Start of THE DATA
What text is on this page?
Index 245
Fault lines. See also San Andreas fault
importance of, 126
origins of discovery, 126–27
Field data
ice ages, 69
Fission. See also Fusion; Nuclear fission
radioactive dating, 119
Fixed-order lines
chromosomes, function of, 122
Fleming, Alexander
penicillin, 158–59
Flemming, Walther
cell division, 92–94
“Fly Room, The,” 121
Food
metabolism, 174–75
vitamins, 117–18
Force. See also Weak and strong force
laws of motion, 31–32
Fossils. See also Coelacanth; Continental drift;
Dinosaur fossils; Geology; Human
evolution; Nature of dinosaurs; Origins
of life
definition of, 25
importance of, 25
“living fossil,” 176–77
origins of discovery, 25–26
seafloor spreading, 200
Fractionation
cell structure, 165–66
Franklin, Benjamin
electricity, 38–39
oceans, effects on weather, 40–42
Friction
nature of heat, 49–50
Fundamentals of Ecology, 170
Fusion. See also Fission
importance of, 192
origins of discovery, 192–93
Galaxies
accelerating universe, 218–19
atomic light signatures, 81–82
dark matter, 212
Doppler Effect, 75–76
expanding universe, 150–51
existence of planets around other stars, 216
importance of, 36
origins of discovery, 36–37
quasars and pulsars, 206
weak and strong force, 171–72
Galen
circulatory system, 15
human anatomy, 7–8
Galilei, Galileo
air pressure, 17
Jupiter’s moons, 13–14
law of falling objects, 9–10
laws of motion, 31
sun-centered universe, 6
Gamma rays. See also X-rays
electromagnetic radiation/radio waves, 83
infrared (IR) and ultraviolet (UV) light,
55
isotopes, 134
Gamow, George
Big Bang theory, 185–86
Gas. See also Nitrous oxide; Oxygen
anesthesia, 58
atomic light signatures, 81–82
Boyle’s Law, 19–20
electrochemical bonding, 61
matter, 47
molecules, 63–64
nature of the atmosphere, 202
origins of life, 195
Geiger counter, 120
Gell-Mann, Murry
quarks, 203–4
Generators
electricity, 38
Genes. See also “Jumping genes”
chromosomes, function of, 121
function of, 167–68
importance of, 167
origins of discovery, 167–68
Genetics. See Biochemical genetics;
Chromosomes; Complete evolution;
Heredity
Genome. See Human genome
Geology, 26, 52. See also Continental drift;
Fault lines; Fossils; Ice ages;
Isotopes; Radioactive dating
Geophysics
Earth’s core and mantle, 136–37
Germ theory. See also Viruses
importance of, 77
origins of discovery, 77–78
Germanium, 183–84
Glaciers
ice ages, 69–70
End of THE DATA
• EXERCISE DESCRIPTION: Check each line above for the word "importance", and copy the lines where it appears.

• ANSWER BOX:
importance of, 126
importance of, 25
importance of, 192
importance of, 36
importance of, 167
importance of, 77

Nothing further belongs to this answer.